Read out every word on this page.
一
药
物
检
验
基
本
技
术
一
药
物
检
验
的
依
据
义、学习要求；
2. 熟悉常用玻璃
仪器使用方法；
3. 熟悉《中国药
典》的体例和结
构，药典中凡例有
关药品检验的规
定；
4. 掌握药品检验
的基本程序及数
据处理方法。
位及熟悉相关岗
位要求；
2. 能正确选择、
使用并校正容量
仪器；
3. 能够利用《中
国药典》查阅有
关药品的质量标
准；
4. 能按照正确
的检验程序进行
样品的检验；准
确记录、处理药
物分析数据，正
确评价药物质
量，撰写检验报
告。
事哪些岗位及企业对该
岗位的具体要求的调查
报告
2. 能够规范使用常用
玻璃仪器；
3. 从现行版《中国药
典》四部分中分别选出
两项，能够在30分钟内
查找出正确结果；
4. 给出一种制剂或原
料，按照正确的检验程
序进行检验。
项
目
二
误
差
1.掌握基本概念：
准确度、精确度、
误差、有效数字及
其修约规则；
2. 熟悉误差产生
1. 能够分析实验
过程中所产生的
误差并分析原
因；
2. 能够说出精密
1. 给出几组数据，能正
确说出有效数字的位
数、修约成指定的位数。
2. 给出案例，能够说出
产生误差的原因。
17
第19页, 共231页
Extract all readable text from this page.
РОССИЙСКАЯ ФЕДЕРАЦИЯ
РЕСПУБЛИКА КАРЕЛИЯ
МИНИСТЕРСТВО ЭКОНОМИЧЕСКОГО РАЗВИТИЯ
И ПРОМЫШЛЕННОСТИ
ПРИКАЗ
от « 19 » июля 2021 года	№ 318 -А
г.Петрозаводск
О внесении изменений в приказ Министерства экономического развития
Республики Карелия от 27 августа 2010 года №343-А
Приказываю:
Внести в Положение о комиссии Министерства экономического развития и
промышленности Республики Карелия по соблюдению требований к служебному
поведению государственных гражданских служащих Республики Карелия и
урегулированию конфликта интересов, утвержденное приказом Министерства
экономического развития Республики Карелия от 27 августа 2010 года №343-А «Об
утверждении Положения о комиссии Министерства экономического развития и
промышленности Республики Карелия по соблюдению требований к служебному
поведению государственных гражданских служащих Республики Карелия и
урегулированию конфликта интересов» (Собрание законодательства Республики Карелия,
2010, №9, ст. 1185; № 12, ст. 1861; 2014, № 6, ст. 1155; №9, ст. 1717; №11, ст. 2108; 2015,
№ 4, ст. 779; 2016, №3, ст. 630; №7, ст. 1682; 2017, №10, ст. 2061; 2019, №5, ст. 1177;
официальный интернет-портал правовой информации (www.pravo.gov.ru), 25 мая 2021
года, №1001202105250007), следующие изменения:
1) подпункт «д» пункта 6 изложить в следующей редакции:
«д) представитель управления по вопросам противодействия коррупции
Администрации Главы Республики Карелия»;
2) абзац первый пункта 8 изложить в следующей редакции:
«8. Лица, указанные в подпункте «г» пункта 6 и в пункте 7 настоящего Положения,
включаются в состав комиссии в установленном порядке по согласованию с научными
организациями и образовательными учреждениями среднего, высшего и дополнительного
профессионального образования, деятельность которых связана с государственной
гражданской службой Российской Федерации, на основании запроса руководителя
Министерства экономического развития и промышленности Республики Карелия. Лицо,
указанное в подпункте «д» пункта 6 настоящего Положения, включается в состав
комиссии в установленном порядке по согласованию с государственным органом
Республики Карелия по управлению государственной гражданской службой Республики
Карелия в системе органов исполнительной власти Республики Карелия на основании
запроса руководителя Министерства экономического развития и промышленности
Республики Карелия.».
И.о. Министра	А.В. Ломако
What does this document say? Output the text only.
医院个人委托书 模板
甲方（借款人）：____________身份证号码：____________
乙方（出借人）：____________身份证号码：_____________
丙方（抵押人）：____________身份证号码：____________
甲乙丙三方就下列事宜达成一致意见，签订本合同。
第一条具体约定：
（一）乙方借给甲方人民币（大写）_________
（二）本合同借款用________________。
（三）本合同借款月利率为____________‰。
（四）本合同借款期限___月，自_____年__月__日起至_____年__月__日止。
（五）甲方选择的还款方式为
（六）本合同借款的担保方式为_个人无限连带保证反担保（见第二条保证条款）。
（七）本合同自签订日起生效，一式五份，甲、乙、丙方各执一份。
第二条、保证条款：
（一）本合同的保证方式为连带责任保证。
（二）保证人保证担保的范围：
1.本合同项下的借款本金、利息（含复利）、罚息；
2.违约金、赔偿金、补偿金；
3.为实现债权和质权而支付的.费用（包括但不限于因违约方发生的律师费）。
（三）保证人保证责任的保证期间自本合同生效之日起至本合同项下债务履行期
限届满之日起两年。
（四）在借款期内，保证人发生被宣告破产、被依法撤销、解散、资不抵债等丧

■ **Your objective**: All the data must be duplicated exactly, with nothing added or removed.

■ **Result for this exercise**:
Read out every word on this page.
一
药
物
检
验
基
本
技
术
一
药
物
检
验
的
依
据
义、学习要求；
2. 熟悉常用玻璃
仪器使用方法；
3. 熟悉《中国药
典》的体例和结
构，药典中凡例有
关药品检验的规
定；
4. 掌握药品检验
的基本程序及数
据处理方法。
位及熟悉相关岗
位要求；
2. 能正确选择、
使用并校正容量
仪器；
3. 能够利用《中
国药典》查阅有
关药品的质量标
准；
4. 能按照正确
的检验程序进行
样品的检验；准
确记录、处理药
物分析数据，正
确评价药物质
量，撰写检验报
告。
事哪些岗位及企业对该
岗位的具体要求的调查
报告
2. 能够规范使用常用
玻璃仪器；
3. 从现行版《中国药
典》四部分中分别选出
两项，能够在30分钟内
查找出正确结果；
4. 给出一种制剂或原
料，按照正确的检验程
序进行检验。
项
目
二
误
差
1.掌握基本概念：
准确度、精确度、
误差、有效数字及
其修约规则；
2. 熟悉误差产生
1. 能够分析实验
过程中所产生的
误差并分析原
因；
2. 能够说出精密
1. 给出几组数据，能正
确说出有效数字的位
数、修约成指定的位数。
2. 给出案例，能够说出
产生误差的原因。
17
第19页, 共231页
Extract all readable text from this page.
РОССИЙСКАЯ ФЕДЕРАЦИЯ
РЕСПУБЛИКА КАРЕЛИЯ
МИНИСТЕРСТВО ЭКОНОМИЧЕСКОГО РАЗВИТИЯ
И ПРОМЫШЛЕННОСТИ
ПРИКАЗ
от « 19 » июля 2021 года	№ 318 -А
г.Петрозаводск
О внесении изменений в приказ Министерства экономического развития
Республики Карелия от 27 августа 2010 года №343-А
Приказываю:
Внести в Положение о комиссии Министерства экономического развития и
промышленности Республики Карелия по соблюдению требований к служебному
поведению государственных гражданских служащих Республики Карелия и
урегулированию конфликта интересов, утвержденное приказом Министерства
экономического развития Республики Карелия от 27 августа 2010 года №343-А «Об
утверждении Положения о комиссии Министерства экономического развития и
промышленности Республики Карелия по соблюдению требований к служебному
поведению государственных гражданских служащих Республики Карелия и
урегулированию конфликта интересов» (Собрание законодательства Республики Карелия,
2010, №9, ст. 1185; № 12, ст. 1861; 2014, № 6, ст. 1155; №9, ст. 1717; №11, ст. 2108; 2015,
№ 4, ст. 779; 2016, №3, ст. 630; №7, ст. 1682; 2017, №10, ст. 2061; 2019, №5, ст. 1177;
официальный интернет-портал правовой информации (www.pravo.gov.ru), 25 мая 2021
года, №1001202105250007), следующие изменения:
1) подпункт «д» пункта 6 изложить в следующей редакции:
«д) представитель управления по вопросам противодействия коррупции
Администрации Главы Республики Карелия»;
2) абзац первый пункта 8 изложить в следующей редакции:
«8. Лица, указанные в подпункте «г» пункта 6 и в пункте 7 настоящего Положения,
включаются в состав комиссии в установленном порядке по согласованию с научными
организациями и образовательными учреждениями среднего, высшего и дополнительного
профессионального образования, деятельность которых связана с государственной
гражданской службой Российской Федерации, на основании запроса руководителя
Министерства экономического развития и промышленности Республики Карелия. Лицо,
указанное в подпункте «д» пункта 6 настоящего Положения, включается в состав
комиссии в установленном порядке по согласованию с государственным органом
Республики Карелия по управлению государственной гражданской службой Республики
Карелия в системе органов исполнительной власти Республики Карелия на основании
запроса руководителя Министерства экономического развития и промышленности
Республики Карелия.».
И.о. Министра	А.В. Ломако
What does this document say? Output the text only.
医院个人委托书 模板
甲方（借款人）：____________身份证号码：____________
乙方（出借人）：____________身份证号码：_____________
丙方（抵押人）：____________身份证号码：____________
甲乙丙三方就下列事宜达成一致意见，签订本合同。
第一条具体约定：
（一）乙方借给甲方人民币（大写）_________
（二）本合同借款用________________。
（三）本合同借款月利率为____________‰。
（四）本合同借款期限___月，自_____年__月__日起至_____年__月__日止。
（五）甲方选择的还款方式为
（六）本合同借款的担保方式为_个人无限连带保证反担保（见第二条保证条款）。
（七）本合同自签订日起生效，一式五份，甲、乙、丙方各执一份。
第二条、保证条款：
（一）本合同的保证方式为连带责任保证。
（二）保证人保证担保的范围：
1.本合同项下的借款本金、利息（含复利）、罚息；
2.违约金、赔偿金、补偿金；
3.为实现债权和质权而支付的.费用（包括但不限于因违约方发生的律师费）。
（三）保证人保证责任的保证期间自本合同生效之日起至本合同项下债务履行期
限届满之日起两年。
（四）在借款期内，保证人发生被宣告破产、被依法撤销、解散、资不抵债等丧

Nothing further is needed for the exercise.